DIRECTIVE - Output each line exactly as it appears, skipping any embedded picture.

INPUT DATA -
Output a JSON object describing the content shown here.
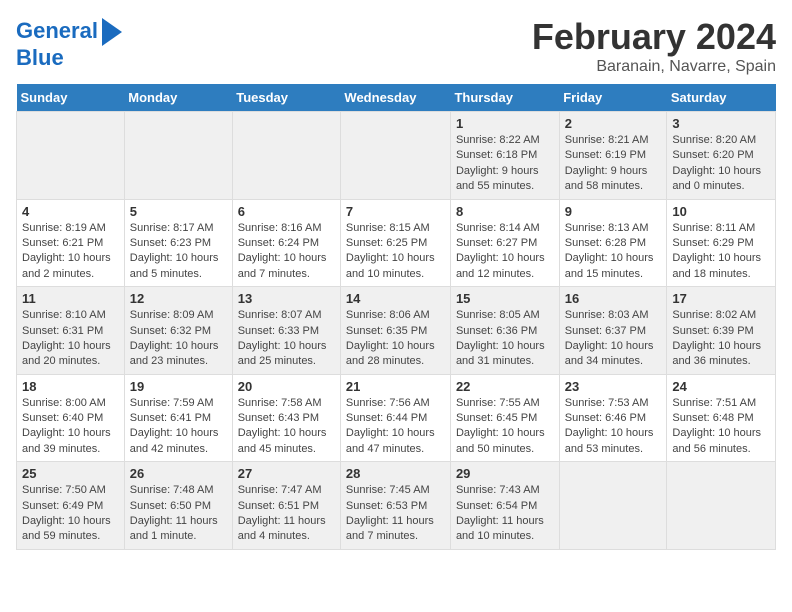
{
  "logo": {
    "line1": "General",
    "line2": "Blue"
  },
  "title": "February 2024",
  "location": "Baranain, Navarre, Spain",
  "days_of_week": [
    "Sunday",
    "Monday",
    "Tuesday",
    "Wednesday",
    "Thursday",
    "Friday",
    "Saturday"
  ],
  "weeks": [
    [
      {
        "day": "",
        "info": ""
      },
      {
        "day": "",
        "info": ""
      },
      {
        "day": "",
        "info": ""
      },
      {
        "day": "",
        "info": ""
      },
      {
        "day": "1",
        "info": "Sunrise: 8:22 AM\nSunset: 6:18 PM\nDaylight: 9 hours and 55 minutes."
      },
      {
        "day": "2",
        "info": "Sunrise: 8:21 AM\nSunset: 6:19 PM\nDaylight: 9 hours and 58 minutes."
      },
      {
        "day": "3",
        "info": "Sunrise: 8:20 AM\nSunset: 6:20 PM\nDaylight: 10 hours and 0 minutes."
      }
    ],
    [
      {
        "day": "4",
        "info": "Sunrise: 8:19 AM\nSunset: 6:21 PM\nDaylight: 10 hours and 2 minutes."
      },
      {
        "day": "5",
        "info": "Sunrise: 8:17 AM\nSunset: 6:23 PM\nDaylight: 10 hours and 5 minutes."
      },
      {
        "day": "6",
        "info": "Sunrise: 8:16 AM\nSunset: 6:24 PM\nDaylight: 10 hours and 7 minutes."
      },
      {
        "day": "7",
        "info": "Sunrise: 8:15 AM\nSunset: 6:25 PM\nDaylight: 10 hours and 10 minutes."
      },
      {
        "day": "8",
        "info": "Sunrise: 8:14 AM\nSunset: 6:27 PM\nDaylight: 10 hours and 12 minutes."
      },
      {
        "day": "9",
        "info": "Sunrise: 8:13 AM\nSunset: 6:28 PM\nDaylight: 10 hours and 15 minutes."
      },
      {
        "day": "10",
        "info": "Sunrise: 8:11 AM\nSunset: 6:29 PM\nDaylight: 10 hours and 18 minutes."
      }
    ],
    [
      {
        "day": "11",
        "info": "Sunrise: 8:10 AM\nSunset: 6:31 PM\nDaylight: 10 hours and 20 minutes."
      },
      {
        "day": "12",
        "info": "Sunrise: 8:09 AM\nSunset: 6:32 PM\nDaylight: 10 hours and 23 minutes."
      },
      {
        "day": "13",
        "info": "Sunrise: 8:07 AM\nSunset: 6:33 PM\nDaylight: 10 hours and 25 minutes."
      },
      {
        "day": "14",
        "info": "Sunrise: 8:06 AM\nSunset: 6:35 PM\nDaylight: 10 hours and 28 minutes."
      },
      {
        "day": "15",
        "info": "Sunrise: 8:05 AM\nSunset: 6:36 PM\nDaylight: 10 hours and 31 minutes."
      },
      {
        "day": "16",
        "info": "Sunrise: 8:03 AM\nSunset: 6:37 PM\nDaylight: 10 hours and 34 minutes."
      },
      {
        "day": "17",
        "info": "Sunrise: 8:02 AM\nSunset: 6:39 PM\nDaylight: 10 hours and 36 minutes."
      }
    ],
    [
      {
        "day": "18",
        "info": "Sunrise: 8:00 AM\nSunset: 6:40 PM\nDaylight: 10 hours and 39 minutes."
      },
      {
        "day": "19",
        "info": "Sunrise: 7:59 AM\nSunset: 6:41 PM\nDaylight: 10 hours and 42 minutes."
      },
      {
        "day": "20",
        "info": "Sunrise: 7:58 AM\nSunset: 6:43 PM\nDaylight: 10 hours and 45 minutes."
      },
      {
        "day": "21",
        "info": "Sunrise: 7:56 AM\nSunset: 6:44 PM\nDaylight: 10 hours and 47 minutes."
      },
      {
        "day": "22",
        "info": "Sunrise: 7:55 AM\nSunset: 6:45 PM\nDaylight: 10 hours and 50 minutes."
      },
      {
        "day": "23",
        "info": "Sunrise: 7:53 AM\nSunset: 6:46 PM\nDaylight: 10 hours and 53 minutes."
      },
      {
        "day": "24",
        "info": "Sunrise: 7:51 AM\nSunset: 6:48 PM\nDaylight: 10 hours and 56 minutes."
      }
    ],
    [
      {
        "day": "25",
        "info": "Sunrise: 7:50 AM\nSunset: 6:49 PM\nDaylight: 10 hours and 59 minutes."
      },
      {
        "day": "26",
        "info": "Sunrise: 7:48 AM\nSunset: 6:50 PM\nDaylight: 11 hours and 1 minute."
      },
      {
        "day": "27",
        "info": "Sunrise: 7:47 AM\nSunset: 6:51 PM\nDaylight: 11 hours and 4 minutes."
      },
      {
        "day": "28",
        "info": "Sunrise: 7:45 AM\nSunset: 6:53 PM\nDaylight: 11 hours and 7 minutes."
      },
      {
        "day": "29",
        "info": "Sunrise: 7:43 AM\nSunset: 6:54 PM\nDaylight: 11 hours and 10 minutes."
      },
      {
        "day": "",
        "info": ""
      },
      {
        "day": "",
        "info": ""
      }
    ]
  ]
}
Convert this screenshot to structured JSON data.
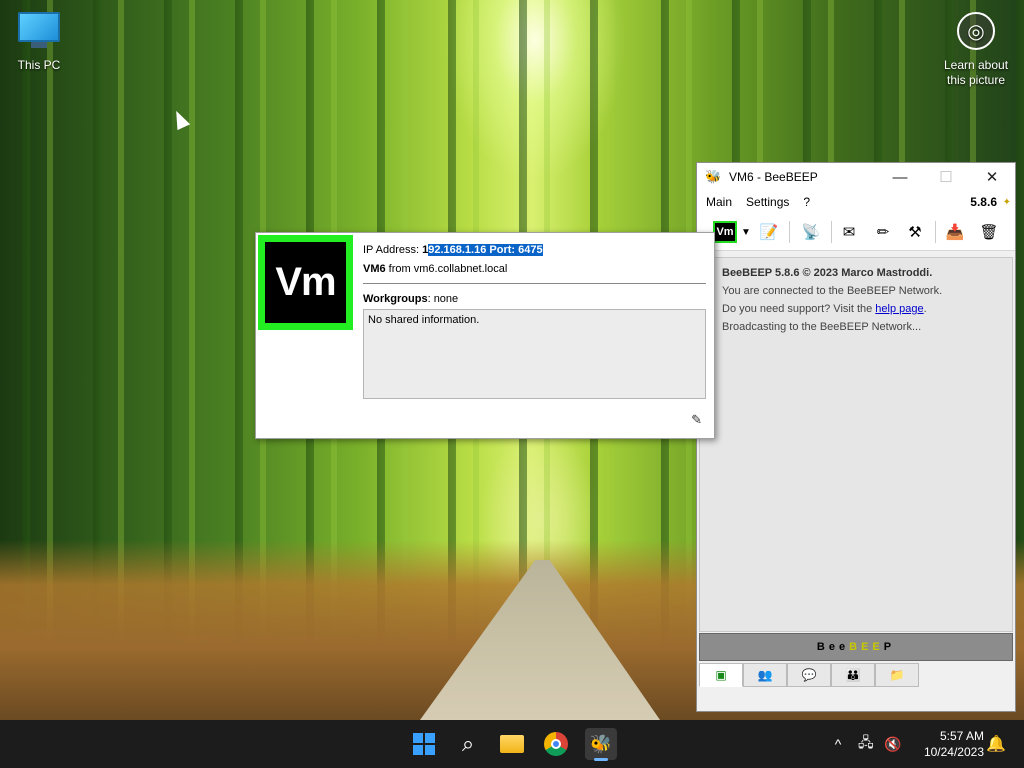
{
  "desktop": {
    "icons": [
      {
        "label": "This PC"
      },
      {
        "label_line1": "Learn about",
        "label_line2": "this picture"
      }
    ]
  },
  "beebeep": {
    "title": "VM6 - BeeBEEP",
    "window_controls": {
      "minimize": "—",
      "maximize": "☐",
      "close": "✕"
    },
    "menu": [
      "Main",
      "Settings",
      "?"
    ],
    "version": "5.8.6",
    "toolbar": {
      "user_avatar": "Vm",
      "dropdown": "▼"
    },
    "chat": {
      "line1": "BeeBEEP 5.8.6 © 2023 Marco Mastroddi.",
      "line2": "You are connected to the BeeBEEP Network.",
      "line3_prefix": "Do you need support? Visit the ",
      "line3_link": "help page",
      "line3_suffix": ".",
      "line4": "Broadcasting to the BeeBEEP Network..."
    },
    "bee_bar": [
      "B",
      "e",
      "e",
      "B",
      "E",
      "E",
      "P"
    ]
  },
  "popup": {
    "avatar": "Vm",
    "ip_label": "IP Address: ",
    "ip_first_char": "1",
    "ip_selected": "92.168.1.16   Port: 6475",
    "user_name": "VM6",
    "user_from": " from vm6.collabnet.local",
    "workgroups_label": "Workgroups",
    "workgroups_value": ": none",
    "shared_info": "No shared information."
  },
  "taskbar": {
    "time": "5:57 AM",
    "date": "10/24/2023",
    "tray_chevron": "^"
  }
}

SOLUTION FOR THIS EXERCISE -
Output a JSON object describing the content shown here.
{
  "logo": {
    "line1": "General",
    "line2": "Blue"
  },
  "title": "February 2024",
  "location": "Baranain, Navarre, Spain",
  "days_of_week": [
    "Sunday",
    "Monday",
    "Tuesday",
    "Wednesday",
    "Thursday",
    "Friday",
    "Saturday"
  ],
  "weeks": [
    [
      {
        "day": "",
        "info": ""
      },
      {
        "day": "",
        "info": ""
      },
      {
        "day": "",
        "info": ""
      },
      {
        "day": "",
        "info": ""
      },
      {
        "day": "1",
        "info": "Sunrise: 8:22 AM\nSunset: 6:18 PM\nDaylight: 9 hours and 55 minutes."
      },
      {
        "day": "2",
        "info": "Sunrise: 8:21 AM\nSunset: 6:19 PM\nDaylight: 9 hours and 58 minutes."
      },
      {
        "day": "3",
        "info": "Sunrise: 8:20 AM\nSunset: 6:20 PM\nDaylight: 10 hours and 0 minutes."
      }
    ],
    [
      {
        "day": "4",
        "info": "Sunrise: 8:19 AM\nSunset: 6:21 PM\nDaylight: 10 hours and 2 minutes."
      },
      {
        "day": "5",
        "info": "Sunrise: 8:17 AM\nSunset: 6:23 PM\nDaylight: 10 hours and 5 minutes."
      },
      {
        "day": "6",
        "info": "Sunrise: 8:16 AM\nSunset: 6:24 PM\nDaylight: 10 hours and 7 minutes."
      },
      {
        "day": "7",
        "info": "Sunrise: 8:15 AM\nSunset: 6:25 PM\nDaylight: 10 hours and 10 minutes."
      },
      {
        "day": "8",
        "info": "Sunrise: 8:14 AM\nSunset: 6:27 PM\nDaylight: 10 hours and 12 minutes."
      },
      {
        "day": "9",
        "info": "Sunrise: 8:13 AM\nSunset: 6:28 PM\nDaylight: 10 hours and 15 minutes."
      },
      {
        "day": "10",
        "info": "Sunrise: 8:11 AM\nSunset: 6:29 PM\nDaylight: 10 hours and 18 minutes."
      }
    ],
    [
      {
        "day": "11",
        "info": "Sunrise: 8:10 AM\nSunset: 6:31 PM\nDaylight: 10 hours and 20 minutes."
      },
      {
        "day": "12",
        "info": "Sunrise: 8:09 AM\nSunset: 6:32 PM\nDaylight: 10 hours and 23 minutes."
      },
      {
        "day": "13",
        "info": "Sunrise: 8:07 AM\nSunset: 6:33 PM\nDaylight: 10 hours and 25 minutes."
      },
      {
        "day": "14",
        "info": "Sunrise: 8:06 AM\nSunset: 6:35 PM\nDaylight: 10 hours and 28 minutes."
      },
      {
        "day": "15",
        "info": "Sunrise: 8:05 AM\nSunset: 6:36 PM\nDaylight: 10 hours and 31 minutes."
      },
      {
        "day": "16",
        "info": "Sunrise: 8:03 AM\nSunset: 6:37 PM\nDaylight: 10 hours and 34 minutes."
      },
      {
        "day": "17",
        "info": "Sunrise: 8:02 AM\nSunset: 6:39 PM\nDaylight: 10 hours and 36 minutes."
      }
    ],
    [
      {
        "day": "18",
        "info": "Sunrise: 8:00 AM\nSunset: 6:40 PM\nDaylight: 10 hours and 39 minutes."
      },
      {
        "day": "19",
        "info": "Sunrise: 7:59 AM\nSunset: 6:41 PM\nDaylight: 10 hours and 42 minutes."
      },
      {
        "day": "20",
        "info": "Sunrise: 7:58 AM\nSunset: 6:43 PM\nDaylight: 10 hours and 45 minutes."
      },
      {
        "day": "21",
        "info": "Sunrise: 7:56 AM\nSunset: 6:44 PM\nDaylight: 10 hours and 47 minutes."
      },
      {
        "day": "22",
        "info": "Sunrise: 7:55 AM\nSunset: 6:45 PM\nDaylight: 10 hours and 50 minutes."
      },
      {
        "day": "23",
        "info": "Sunrise: 7:53 AM\nSunset: 6:46 PM\nDaylight: 10 hours and 53 minutes."
      },
      {
        "day": "24",
        "info": "Sunrise: 7:51 AM\nSunset: 6:48 PM\nDaylight: 10 hours and 56 minutes."
      }
    ],
    [
      {
        "day": "25",
        "info": "Sunrise: 7:50 AM\nSunset: 6:49 PM\nDaylight: 10 hours and 59 minutes."
      },
      {
        "day": "26",
        "info": "Sunrise: 7:48 AM\nSunset: 6:50 PM\nDaylight: 11 hours and 1 minute."
      },
      {
        "day": "27",
        "info": "Sunrise: 7:47 AM\nSunset: 6:51 PM\nDaylight: 11 hours and 4 minutes."
      },
      {
        "day": "28",
        "info": "Sunrise: 7:45 AM\nSunset: 6:53 PM\nDaylight: 11 hours and 7 minutes."
      },
      {
        "day": "29",
        "info": "Sunrise: 7:43 AM\nSunset: 6:54 PM\nDaylight: 11 hours and 10 minutes."
      },
      {
        "day": "",
        "info": ""
      },
      {
        "day": "",
        "info": ""
      }
    ]
  ]
}
Convert this screenshot to structured JSON data.
{
  "desktop": {
    "icons": [
      {
        "label": "This PC"
      },
      {
        "label_line1": "Learn about",
        "label_line2": "this picture"
      }
    ]
  },
  "beebeep": {
    "title": "VM6 - BeeBEEP",
    "window_controls": {
      "minimize": "—",
      "maximize": "☐",
      "close": "✕"
    },
    "menu": [
      "Main",
      "Settings",
      "?"
    ],
    "version": "5.8.6",
    "toolbar": {
      "user_avatar": "Vm",
      "dropdown": "▼"
    },
    "chat": {
      "line1": "BeeBEEP 5.8.6 © 2023 Marco Mastroddi.",
      "line2": "You are connected to the BeeBEEP Network.",
      "line3_prefix": "Do you need support? Visit the ",
      "line3_link": "help page",
      "line3_suffix": ".",
      "line4": "Broadcasting to the BeeBEEP Network..."
    },
    "bee_bar": [
      "B",
      "e",
      "e",
      "B",
      "E",
      "E",
      "P"
    ]
  },
  "popup": {
    "avatar": "Vm",
    "ip_label": "IP Address: ",
    "ip_first_char": "1",
    "ip_selected": "92.168.1.16   Port: 6475",
    "user_name": "VM6",
    "user_from": " from vm6.collabnet.local",
    "workgroups_label": "Workgroups",
    "workgroups_value": ": none",
    "shared_info": "No shared information."
  },
  "taskbar": {
    "time": "5:57 AM",
    "date": "10/24/2023",
    "tray_chevron": "^"
  }
}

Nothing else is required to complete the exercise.